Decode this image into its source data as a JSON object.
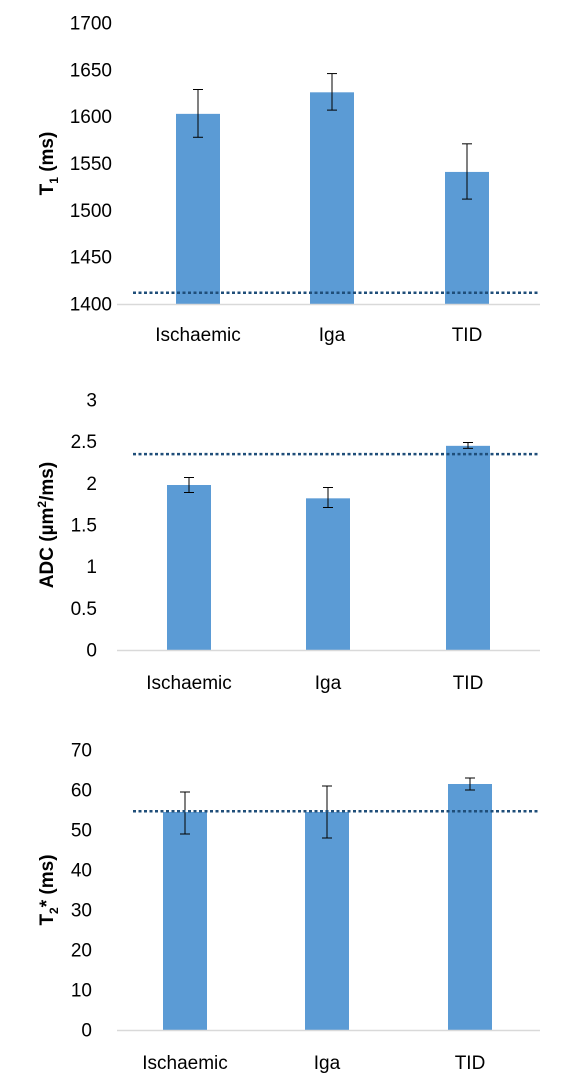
{
  "colors": {
    "bar": "#5b9bd5",
    "reference": "#1f4e79",
    "axis": "#d9d9d9",
    "error": "#000000"
  },
  "chart_data": [
    {
      "type": "bar",
      "categories": [
        "Ischaemic",
        "Iga",
        "TID"
      ],
      "values": [
        1603,
        1626,
        1541
      ],
      "errors": [
        [
          1578,
          1629
        ],
        [
          1607,
          1646
        ],
        [
          1512,
          1571
        ]
      ],
      "reference_line": 1412,
      "ylabel": {
        "main": "T",
        "sub": "1",
        "rest": " (ms)"
      },
      "ylim": [
        1400,
        1700
      ],
      "yticks": [
        "1400",
        "1450",
        "1500",
        "1550",
        "1600",
        "1650",
        "1700"
      ],
      "grid": false
    },
    {
      "type": "bar",
      "categories": [
        "Ischaemic",
        "Iga",
        "TID"
      ],
      "values": [
        1.98,
        1.82,
        2.45
      ],
      "errors": [
        [
          1.89,
          2.07
        ],
        [
          1.71,
          1.95
        ],
        [
          2.42,
          2.49
        ]
      ],
      "reference_line": 2.35,
      "ylabel": {
        "pre": "ADC (µm",
        "sup": "2",
        "post": "/ms)"
      },
      "ylim": [
        0,
        3
      ],
      "yticks": [
        "0",
        "0.5",
        "1",
        "1.5",
        "2",
        "2.5",
        "3"
      ],
      "grid": false
    },
    {
      "type": "bar",
      "categories": [
        "Ischaemic",
        "Iga",
        "TID"
      ],
      "values": [
        54.5,
        54.5,
        61.5
      ],
      "errors": [
        [
          49,
          59.5
        ],
        [
          48,
          61
        ],
        [
          60,
          63
        ]
      ],
      "reference_line": 54.7,
      "ylabel": {
        "main": "T",
        "sub": "2",
        "rest": "* (ms)"
      },
      "ylim": [
        0,
        70
      ],
      "yticks": [
        "0",
        "10",
        "20",
        "30",
        "40",
        "50",
        "60",
        "70"
      ],
      "grid": false
    }
  ]
}
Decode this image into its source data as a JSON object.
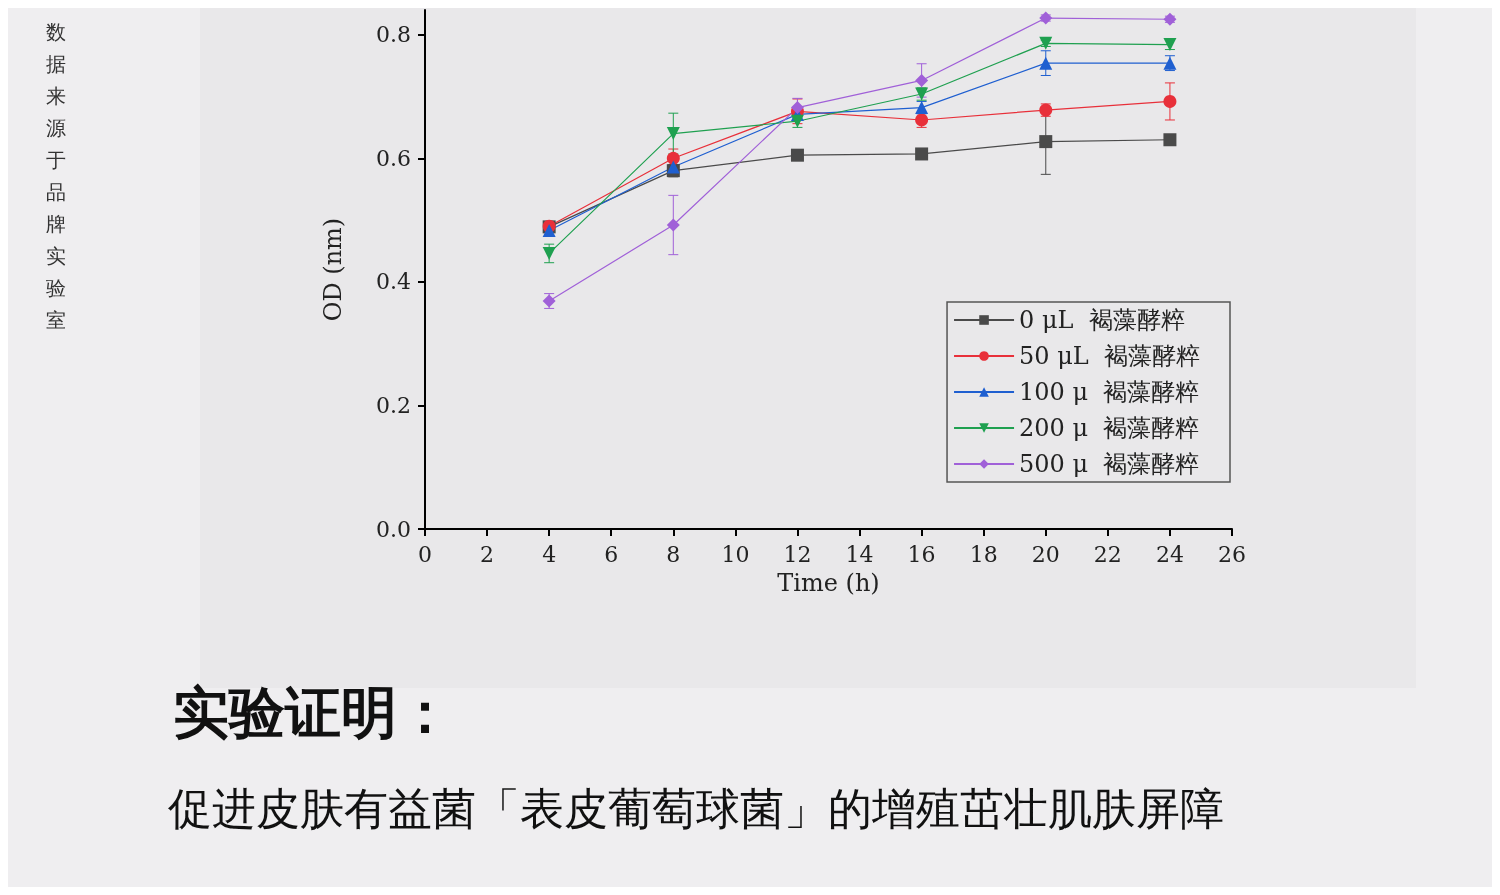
{
  "chart_data": {
    "type": "line",
    "xlabel": "Time (h)",
    "ylabel": "OD (nm)",
    "xlim": [
      0,
      26
    ],
    "xticks": [
      0,
      2,
      4,
      6,
      8,
      10,
      12,
      14,
      16,
      18,
      20,
      22,
      24,
      26
    ],
    "ylim": [
      0,
      0.84
    ],
    "yticks": [
      {
        "value": 0,
        "label": "0.0"
      },
      {
        "value": 0.2,
        "label": "0.2"
      },
      {
        "value": 0.4,
        "label": "0.4"
      },
      {
        "value": 0.6,
        "label": "0.6"
      },
      {
        "value": 0.8,
        "label": "0.8"
      }
    ],
    "x": [
      4,
      8,
      12,
      16,
      20,
      24
    ],
    "series": [
      {
        "name": "0 μL  褐藻酵粹",
        "color": "#4a4a4a",
        "marker": "square",
        "values": [
          0.489,
          0.58,
          0.605,
          0.607,
          0.627,
          0.63
        ],
        "errors": [
          null,
          0.01,
          0.005,
          0.005,
          0.053,
          0.005
        ]
      },
      {
        "name": "50 μL  褐藻酵粹",
        "color": "#e8303a",
        "marker": "circle",
        "values": [
          0.49,
          0.6,
          0.676,
          0.662,
          0.678,
          0.692
        ],
        "errors": [
          null,
          0.015,
          0.02,
          0.012,
          0.01,
          0.03
        ]
      },
      {
        "name": "100 μ  褐藻酵粹",
        "color": "#1f5fd0",
        "marker": "triangle",
        "values": [
          0.483,
          0.586,
          0.671,
          0.682,
          0.754,
          0.754
        ],
        "errors": [
          0.008,
          0.01,
          null,
          0.01,
          0.02,
          0.012
        ]
      },
      {
        "name": "200 μ  褐藻酵粹",
        "color": "#1fa050",
        "marker": "triangle-down",
        "values": [
          0.446,
          0.64,
          0.66,
          0.704,
          0.786,
          0.784
        ],
        "errors": [
          0.015,
          0.033,
          0.01,
          0.01,
          0.005,
          0.008
        ]
      },
      {
        "name": "500 μ  褐藻酵粹",
        "color": "#a060d8",
        "marker": "diamond",
        "values": [
          0.369,
          0.492,
          0.682,
          0.726,
          0.827,
          0.825
        ],
        "errors": [
          0.012,
          0.048,
          0.015,
          0.027,
          0.005,
          0.005
        ]
      }
    ],
    "legend": "bottom right",
    "grid": false,
    "annotations": [
      "数据来源于品牌实验室",
      "实验证明：",
      "促进皮肤有益菌「表皮葡萄球菌」的增殖茁壮肌肤屏障"
    ]
  }
}
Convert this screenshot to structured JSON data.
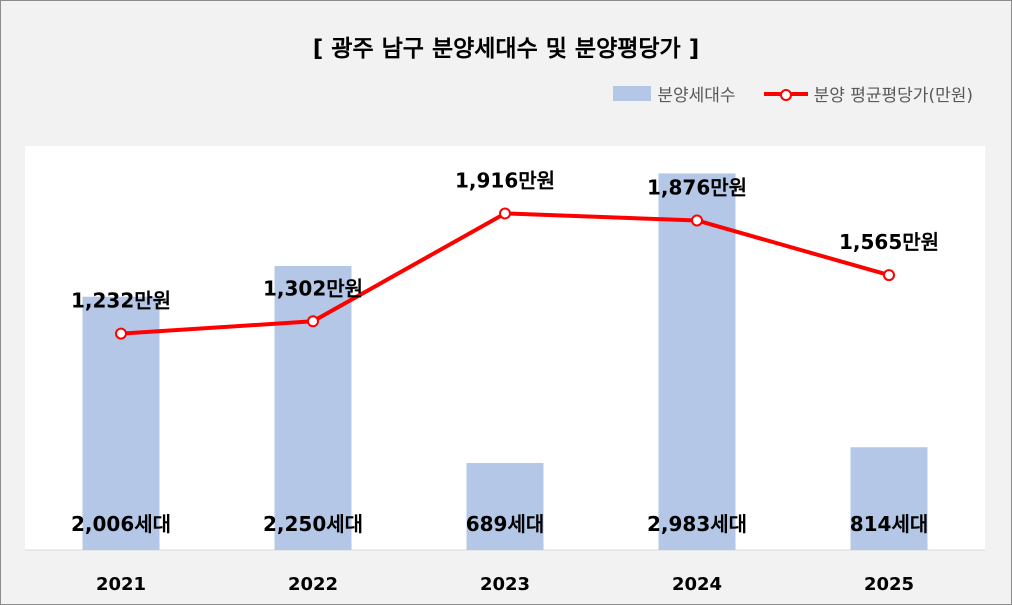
{
  "chart_data": {
    "type": "bar+line",
    "title": "[ 광주 남구 분양세대수 및 분양평당가 ]",
    "categories": [
      "2021",
      "2022",
      "2023",
      "2024",
      "2025"
    ],
    "series": [
      {
        "name": "분양세대수",
        "type": "bar",
        "values": [
          2006,
          2250,
          689,
          2983,
          814
        ],
        "labels": [
          "2,006세대",
          "2,250세대",
          "689세대",
          "2,983세대",
          "814세대"
        ],
        "color": "#b4c7e7"
      },
      {
        "name": "분양 평균평당가(만원)",
        "type": "line",
        "values": [
          1232,
          1302,
          1916,
          1876,
          1565
        ],
        "labels": [
          "1,232만원",
          "1,302만원",
          "1,916만원",
          "1,876만원",
          "1,565만원"
        ],
        "color": "#ff0000"
      }
    ],
    "bar_axis_range": [
      0,
      3200
    ],
    "line_axis_range": [
      0,
      2300
    ],
    "legend_position": "top-right",
    "grid": false
  }
}
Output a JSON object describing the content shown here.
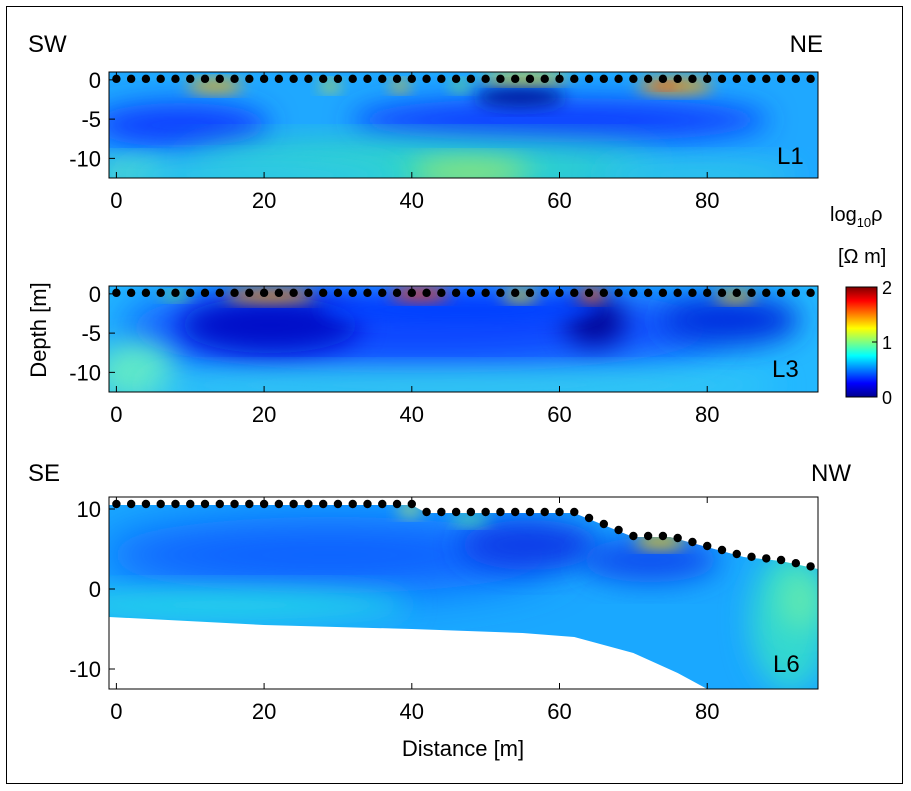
{
  "chart_data": [
    {
      "type": "heatmap",
      "panel_label": "L1",
      "corner_labels": [
        "SW",
        "NE"
      ],
      "xticks": [
        0,
        20,
        40,
        60,
        80
      ],
      "yticks": [
        0,
        -5,
        -10
      ],
      "xlim": [
        -1,
        95
      ],
      "ylim": [
        -12.5,
        1
      ],
      "surface": [
        [
          -1,
          0
        ],
        [
          95,
          0
        ]
      ],
      "electrodes": {
        "x_start": 0,
        "x_end": 94,
        "spacing": 2
      },
      "anomalies": [
        {
          "x": 14,
          "depth": -1.5,
          "value": 1.8
        },
        {
          "x": 40,
          "depth": -1.5,
          "value": 1.6
        },
        {
          "x": 55,
          "depth": -0.3,
          "value": 1.7
        },
        {
          "x": 75,
          "depth": -1.5,
          "value": 1.9
        },
        {
          "x": 55,
          "depth": -3.0,
          "value": 0.05
        },
        {
          "x": 75,
          "depth": -5.0,
          "value": 0.2
        },
        {
          "x": 48,
          "depth": -11.0,
          "value": 1.3
        }
      ]
    },
    {
      "type": "heatmap",
      "panel_label": "L3",
      "xticks": [
        0,
        20,
        40,
        60,
        80
      ],
      "yticks": [
        0,
        -5,
        -10
      ],
      "xlim": [
        -1,
        95
      ],
      "ylim": [
        -12.5,
        1
      ],
      "surface": [
        [
          -1,
          0
        ],
        [
          95,
          0
        ]
      ],
      "electrodes": {
        "x_start": 0,
        "x_end": 94,
        "spacing": 2
      },
      "anomalies": [
        {
          "x": 20,
          "depth": -0.8,
          "value": 1.7
        },
        {
          "x": 40,
          "depth": -0.8,
          "value": 1.9
        },
        {
          "x": 65,
          "depth": -1.0,
          "value": 1.9
        },
        {
          "x": 83,
          "depth": -1.0,
          "value": 1.6
        },
        {
          "x": 24,
          "depth": -4.5,
          "value": 0.0
        },
        {
          "x": 65,
          "depth": -4.5,
          "value": 0.0
        }
      ]
    },
    {
      "type": "heatmap",
      "panel_label": "L6",
      "corner_labels": [
        "SE",
        "NW"
      ],
      "xticks": [
        0,
        20,
        40,
        60,
        80
      ],
      "yticks": [
        10,
        0,
        -10
      ],
      "xlim": [
        -1,
        95
      ],
      "ylim": [
        -12.5,
        11.5
      ],
      "xlabel": "Distance [m]",
      "surface": [
        [
          -1,
          10.5
        ],
        [
          40,
          10.5
        ],
        [
          42,
          9.5
        ],
        [
          62,
          9.5
        ],
        [
          70,
          6.5
        ],
        [
          75,
          6.5
        ],
        [
          85,
          4
        ],
        [
          90,
          3.5
        ],
        [
          95,
          2.5
        ]
      ],
      "electrodes": {
        "x_start": 0,
        "x_end": 94,
        "spacing": 2
      },
      "unresolved_boundary": [
        [
          -1,
          -3.5
        ],
        [
          20,
          -4.5
        ],
        [
          40,
          -5
        ],
        [
          55,
          -5.5
        ],
        [
          62,
          -6
        ],
        [
          70,
          -8
        ],
        [
          76,
          -10.5
        ],
        [
          80,
          -12.5
        ]
      ],
      "anomalies": [
        {
          "x": 73,
          "depth": 6,
          "value": 1.8
        },
        {
          "x": 40,
          "depth": 9.5,
          "value": 1.2
        }
      ]
    }
  ],
  "shared_ylabel": "Depth [m]",
  "colorbar": {
    "title_main": "log",
    "title_sub": "10",
    "title_sym": "ρ",
    "unit": "[Ω m]",
    "ticks": [
      2,
      1,
      0
    ],
    "range": [
      0,
      2
    ],
    "colormap": [
      "#00008f",
      "#0000ff",
      "#0080ff",
      "#00ffff",
      "#80ff80",
      "#ffff00",
      "#ff8000",
      "#ff0000",
      "#800000"
    ]
  }
}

==*==

WHAT TO PRODUCE: Find the string "褐藻酵粹" in the listing and return every line that holds it.

REPLY:
        "name": "0 μL  褐藻酵粹",
        "name": "50 μL  褐藻酵粹",
        "name": "100 μ  褐藻酵粹",
        "name": "200 μ  褐藻酵粹",
        "name": "500 μ  褐藻酵粹",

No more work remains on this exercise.